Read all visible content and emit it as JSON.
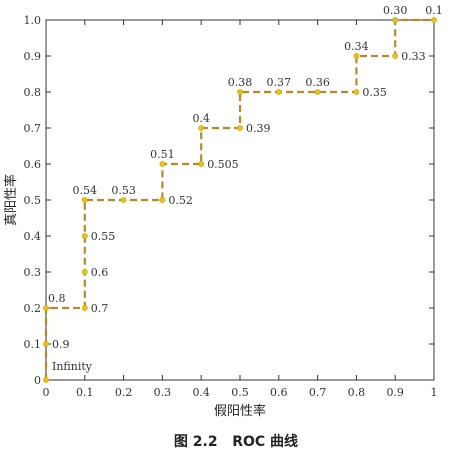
{
  "chart_data": {
    "type": "line",
    "title": "",
    "xlabel": "假阳性率",
    "ylabel": "真阳性率",
    "xlim": [
      0,
      1
    ],
    "ylim": [
      0,
      1
    ],
    "xticks": [
      0,
      0.1,
      0.2,
      0.3,
      0.4,
      0.5,
      0.6,
      0.7,
      0.8,
      0.9,
      1
    ],
    "yticks": [
      0,
      0.1,
      0.2,
      0.3,
      0.4,
      0.5,
      0.6,
      0.7,
      0.8,
      0.9,
      1.0
    ],
    "xtick_labels": [
      "0",
      "0.1",
      "0.2",
      "0.3",
      "0.4",
      "0.5",
      "0.6",
      "0.7",
      "0.8",
      "0.9",
      "1"
    ],
    "ytick_labels": [
      "0",
      "0.1",
      "0.2",
      "0.3",
      "0.4",
      "0.5",
      "0.6",
      "0.7",
      "0.8",
      "0.9",
      "1.0"
    ],
    "line_color": "#b58a2e",
    "marker_color": "#e8c21a",
    "line_style": "dashed",
    "points": [
      {
        "x": 0.0,
        "y": 0.0,
        "label": "Infinity",
        "side": "right"
      },
      {
        "x": 0.0,
        "y": 0.1,
        "label": "0.9",
        "side": "right"
      },
      {
        "x": 0.0,
        "y": 0.2,
        "label": "0.8",
        "side": "top"
      },
      {
        "x": 0.1,
        "y": 0.2,
        "label": "0.7",
        "side": "right"
      },
      {
        "x": 0.1,
        "y": 0.3,
        "label": "0.6",
        "side": "right"
      },
      {
        "x": 0.1,
        "y": 0.4,
        "label": "0.55",
        "side": "right"
      },
      {
        "x": 0.1,
        "y": 0.5,
        "label": "0.54",
        "side": "top"
      },
      {
        "x": 0.2,
        "y": 0.5,
        "label": "0.53",
        "side": "top"
      },
      {
        "x": 0.3,
        "y": 0.5,
        "label": "0.52",
        "side": "right"
      },
      {
        "x": 0.3,
        "y": 0.6,
        "label": "0.51",
        "side": "top"
      },
      {
        "x": 0.4,
        "y": 0.6,
        "label": "0.505",
        "side": "right"
      },
      {
        "x": 0.4,
        "y": 0.7,
        "label": "0.4",
        "side": "top"
      },
      {
        "x": 0.5,
        "y": 0.7,
        "label": "0.39",
        "side": "right"
      },
      {
        "x": 0.5,
        "y": 0.8,
        "label": "0.38",
        "side": "top"
      },
      {
        "x": 0.6,
        "y": 0.8,
        "label": "0.37",
        "side": "top"
      },
      {
        "x": 0.7,
        "y": 0.8,
        "label": "0.36",
        "side": "top"
      },
      {
        "x": 0.8,
        "y": 0.8,
        "label": "0.35",
        "side": "right"
      },
      {
        "x": 0.8,
        "y": 0.9,
        "label": "0.34",
        "side": "top"
      },
      {
        "x": 0.9,
        "y": 0.9,
        "label": "0.33",
        "side": "right"
      },
      {
        "x": 0.9,
        "y": 1.0,
        "label": "0.30",
        "side": "top"
      },
      {
        "x": 1.0,
        "y": 1.0,
        "label": "0.1",
        "side": "top"
      }
    ]
  },
  "caption": "图 2.2   ROC 曲线"
}
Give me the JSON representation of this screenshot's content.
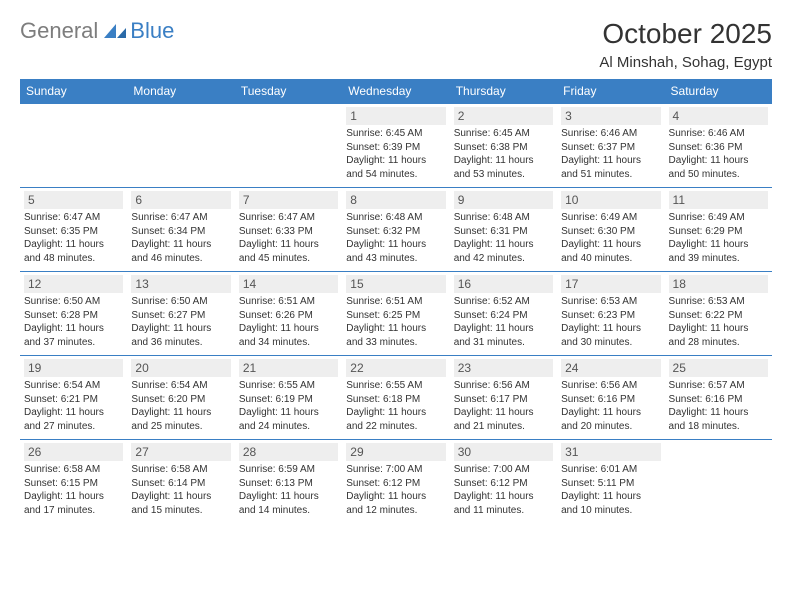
{
  "logo": {
    "part1": "General",
    "part2": "Blue"
  },
  "title": "October 2025",
  "subtitle": "Al Minshah, Sohag, Egypt",
  "colors": {
    "header_bg": "#3a7fc4",
    "header_text": "#ffffff",
    "daynum_bg": "#eeeeee",
    "border": "#3a7fc4",
    "text": "#333333",
    "logo_gray": "#7d7d7d",
    "logo_blue": "#3a7fc4",
    "background": "#ffffff"
  },
  "fonts": {
    "title_size": 28,
    "subtitle_size": 15,
    "th_size": 12,
    "daynum_size": 12,
    "info_size": 10
  },
  "weekdays": [
    "Sunday",
    "Monday",
    "Tuesday",
    "Wednesday",
    "Thursday",
    "Friday",
    "Saturday"
  ],
  "weeks": [
    [
      null,
      null,
      null,
      {
        "n": "1",
        "sr": "Sunrise: 6:45 AM",
        "ss": "Sunset: 6:39 PM",
        "d1": "Daylight: 11 hours",
        "d2": "and 54 minutes."
      },
      {
        "n": "2",
        "sr": "Sunrise: 6:45 AM",
        "ss": "Sunset: 6:38 PM",
        "d1": "Daylight: 11 hours",
        "d2": "and 53 minutes."
      },
      {
        "n": "3",
        "sr": "Sunrise: 6:46 AM",
        "ss": "Sunset: 6:37 PM",
        "d1": "Daylight: 11 hours",
        "d2": "and 51 minutes."
      },
      {
        "n": "4",
        "sr": "Sunrise: 6:46 AM",
        "ss": "Sunset: 6:36 PM",
        "d1": "Daylight: 11 hours",
        "d2": "and 50 minutes."
      }
    ],
    [
      {
        "n": "5",
        "sr": "Sunrise: 6:47 AM",
        "ss": "Sunset: 6:35 PM",
        "d1": "Daylight: 11 hours",
        "d2": "and 48 minutes."
      },
      {
        "n": "6",
        "sr": "Sunrise: 6:47 AM",
        "ss": "Sunset: 6:34 PM",
        "d1": "Daylight: 11 hours",
        "d2": "and 46 minutes."
      },
      {
        "n": "7",
        "sr": "Sunrise: 6:47 AM",
        "ss": "Sunset: 6:33 PM",
        "d1": "Daylight: 11 hours",
        "d2": "and 45 minutes."
      },
      {
        "n": "8",
        "sr": "Sunrise: 6:48 AM",
        "ss": "Sunset: 6:32 PM",
        "d1": "Daylight: 11 hours",
        "d2": "and 43 minutes."
      },
      {
        "n": "9",
        "sr": "Sunrise: 6:48 AM",
        "ss": "Sunset: 6:31 PM",
        "d1": "Daylight: 11 hours",
        "d2": "and 42 minutes."
      },
      {
        "n": "10",
        "sr": "Sunrise: 6:49 AM",
        "ss": "Sunset: 6:30 PM",
        "d1": "Daylight: 11 hours",
        "d2": "and 40 minutes."
      },
      {
        "n": "11",
        "sr": "Sunrise: 6:49 AM",
        "ss": "Sunset: 6:29 PM",
        "d1": "Daylight: 11 hours",
        "d2": "and 39 minutes."
      }
    ],
    [
      {
        "n": "12",
        "sr": "Sunrise: 6:50 AM",
        "ss": "Sunset: 6:28 PM",
        "d1": "Daylight: 11 hours",
        "d2": "and 37 minutes."
      },
      {
        "n": "13",
        "sr": "Sunrise: 6:50 AM",
        "ss": "Sunset: 6:27 PM",
        "d1": "Daylight: 11 hours",
        "d2": "and 36 minutes."
      },
      {
        "n": "14",
        "sr": "Sunrise: 6:51 AM",
        "ss": "Sunset: 6:26 PM",
        "d1": "Daylight: 11 hours",
        "d2": "and 34 minutes."
      },
      {
        "n": "15",
        "sr": "Sunrise: 6:51 AM",
        "ss": "Sunset: 6:25 PM",
        "d1": "Daylight: 11 hours",
        "d2": "and 33 minutes."
      },
      {
        "n": "16",
        "sr": "Sunrise: 6:52 AM",
        "ss": "Sunset: 6:24 PM",
        "d1": "Daylight: 11 hours",
        "d2": "and 31 minutes."
      },
      {
        "n": "17",
        "sr": "Sunrise: 6:53 AM",
        "ss": "Sunset: 6:23 PM",
        "d1": "Daylight: 11 hours",
        "d2": "and 30 minutes."
      },
      {
        "n": "18",
        "sr": "Sunrise: 6:53 AM",
        "ss": "Sunset: 6:22 PM",
        "d1": "Daylight: 11 hours",
        "d2": "and 28 minutes."
      }
    ],
    [
      {
        "n": "19",
        "sr": "Sunrise: 6:54 AM",
        "ss": "Sunset: 6:21 PM",
        "d1": "Daylight: 11 hours",
        "d2": "and 27 minutes."
      },
      {
        "n": "20",
        "sr": "Sunrise: 6:54 AM",
        "ss": "Sunset: 6:20 PM",
        "d1": "Daylight: 11 hours",
        "d2": "and 25 minutes."
      },
      {
        "n": "21",
        "sr": "Sunrise: 6:55 AM",
        "ss": "Sunset: 6:19 PM",
        "d1": "Daylight: 11 hours",
        "d2": "and 24 minutes."
      },
      {
        "n": "22",
        "sr": "Sunrise: 6:55 AM",
        "ss": "Sunset: 6:18 PM",
        "d1": "Daylight: 11 hours",
        "d2": "and 22 minutes."
      },
      {
        "n": "23",
        "sr": "Sunrise: 6:56 AM",
        "ss": "Sunset: 6:17 PM",
        "d1": "Daylight: 11 hours",
        "d2": "and 21 minutes."
      },
      {
        "n": "24",
        "sr": "Sunrise: 6:56 AM",
        "ss": "Sunset: 6:16 PM",
        "d1": "Daylight: 11 hours",
        "d2": "and 20 minutes."
      },
      {
        "n": "25",
        "sr": "Sunrise: 6:57 AM",
        "ss": "Sunset: 6:16 PM",
        "d1": "Daylight: 11 hours",
        "d2": "and 18 minutes."
      }
    ],
    [
      {
        "n": "26",
        "sr": "Sunrise: 6:58 AM",
        "ss": "Sunset: 6:15 PM",
        "d1": "Daylight: 11 hours",
        "d2": "and 17 minutes."
      },
      {
        "n": "27",
        "sr": "Sunrise: 6:58 AM",
        "ss": "Sunset: 6:14 PM",
        "d1": "Daylight: 11 hours",
        "d2": "and 15 minutes."
      },
      {
        "n": "28",
        "sr": "Sunrise: 6:59 AM",
        "ss": "Sunset: 6:13 PM",
        "d1": "Daylight: 11 hours",
        "d2": "and 14 minutes."
      },
      {
        "n": "29",
        "sr": "Sunrise: 7:00 AM",
        "ss": "Sunset: 6:12 PM",
        "d1": "Daylight: 11 hours",
        "d2": "and 12 minutes."
      },
      {
        "n": "30",
        "sr": "Sunrise: 7:00 AM",
        "ss": "Sunset: 6:12 PM",
        "d1": "Daylight: 11 hours",
        "d2": "and 11 minutes."
      },
      {
        "n": "31",
        "sr": "Sunrise: 6:01 AM",
        "ss": "Sunset: 5:11 PM",
        "d1": "Daylight: 11 hours",
        "d2": "and 10 minutes."
      },
      null
    ]
  ]
}
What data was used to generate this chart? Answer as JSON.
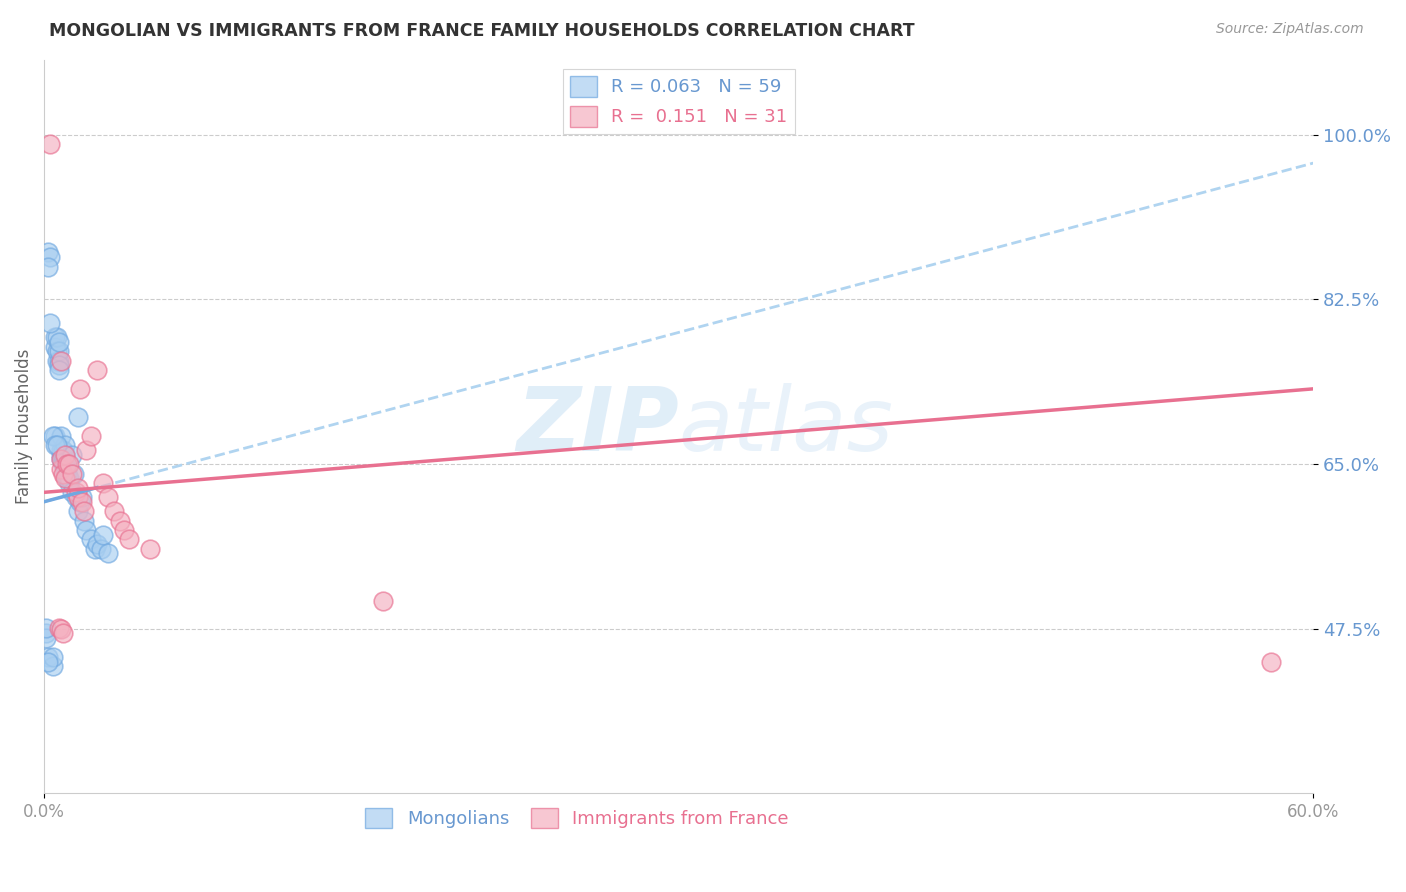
{
  "title": "MONGOLIAN VS IMMIGRANTS FROM FRANCE FAMILY HOUSEHOLDS CORRELATION CHART",
  "source": "Source: ZipAtlas.com",
  "ylabel": "Family Households",
  "x_min": 0.0,
  "x_max": 0.6,
  "y_min": 0.3,
  "y_max": 1.08,
  "yticks": [
    0.475,
    0.65,
    0.825,
    1.0
  ],
  "ytick_labels": [
    "47.5%",
    "65.0%",
    "82.5%",
    "100.0%"
  ],
  "xtick_vals": [
    0.0,
    0.6
  ],
  "xtick_labels": [
    "0.0%",
    "60.0%"
  ],
  "legend_R_blue": "0.063",
  "legend_N_blue": "59",
  "legend_R_pink": "0.151",
  "legend_N_pink": "31",
  "color_blue_fill": "#A8CEF0",
  "color_pink_fill": "#F4B0C0",
  "color_blue_edge": "#70A8E0",
  "color_pink_edge": "#E87090",
  "color_blue_line": "#70A8E0",
  "color_blue_dashed": "#B0D4F0",
  "color_pink_line": "#E87090",
  "color_axis_labels": "#6898D0",
  "watermark_color": "#C8E0F4",
  "blue_x": [
    0.001,
    0.002,
    0.002,
    0.003,
    0.004,
    0.004,
    0.005,
    0.005,
    0.005,
    0.006,
    0.006,
    0.006,
    0.007,
    0.007,
    0.007,
    0.007,
    0.008,
    0.008,
    0.008,
    0.008,
    0.009,
    0.009,
    0.009,
    0.009,
    0.01,
    0.01,
    0.01,
    0.01,
    0.01,
    0.011,
    0.011,
    0.011,
    0.012,
    0.012,
    0.013,
    0.013,
    0.014,
    0.015,
    0.016,
    0.016,
    0.017,
    0.018,
    0.019,
    0.02,
    0.022,
    0.024,
    0.025,
    0.027,
    0.028,
    0.03,
    0.001,
    0.001,
    0.002,
    0.002,
    0.003,
    0.004,
    0.005,
    0.006,
    0.007
  ],
  "blue_y": [
    0.47,
    0.445,
    0.875,
    0.87,
    0.435,
    0.445,
    0.775,
    0.785,
    0.68,
    0.76,
    0.77,
    0.785,
    0.76,
    0.77,
    0.78,
    0.755,
    0.655,
    0.66,
    0.665,
    0.68,
    0.65,
    0.655,
    0.66,
    0.665,
    0.64,
    0.65,
    0.655,
    0.66,
    0.67,
    0.635,
    0.64,
    0.645,
    0.63,
    0.635,
    0.62,
    0.66,
    0.64,
    0.615,
    0.6,
    0.7,
    0.61,
    0.615,
    0.59,
    0.58,
    0.57,
    0.56,
    0.565,
    0.56,
    0.575,
    0.555,
    0.465,
    0.476,
    0.44,
    0.86,
    0.8,
    0.68,
    0.67,
    0.67,
    0.75
  ],
  "pink_x": [
    0.003,
    0.007,
    0.008,
    0.008,
    0.008,
    0.009,
    0.01,
    0.01,
    0.011,
    0.012,
    0.013,
    0.015,
    0.016,
    0.016,
    0.017,
    0.018,
    0.019,
    0.02,
    0.022,
    0.025,
    0.028,
    0.03,
    0.033,
    0.036,
    0.038,
    0.04,
    0.05,
    0.16,
    0.58,
    0.008,
    0.009
  ],
  "pink_y": [
    0.99,
    0.476,
    0.645,
    0.655,
    0.76,
    0.64,
    0.66,
    0.635,
    0.65,
    0.65,
    0.64,
    0.62,
    0.615,
    0.625,
    0.73,
    0.61,
    0.6,
    0.665,
    0.68,
    0.75,
    0.63,
    0.615,
    0.6,
    0.59,
    0.58,
    0.57,
    0.56,
    0.505,
    0.44,
    0.475,
    0.47
  ],
  "blue_trend_x": [
    0.0,
    0.6
  ],
  "blue_trend_y": [
    0.61,
    0.97
  ],
  "pink_trend_x": [
    0.0,
    0.6
  ],
  "pink_trend_y": [
    0.62,
    0.73
  ]
}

> EXERCISE DETAILS
Copy out the lines that hold "content".

> EXERCISE OUTPUT
Read all visible content and emit it as JSON.
Give me the JSON representation of this screenshot's content.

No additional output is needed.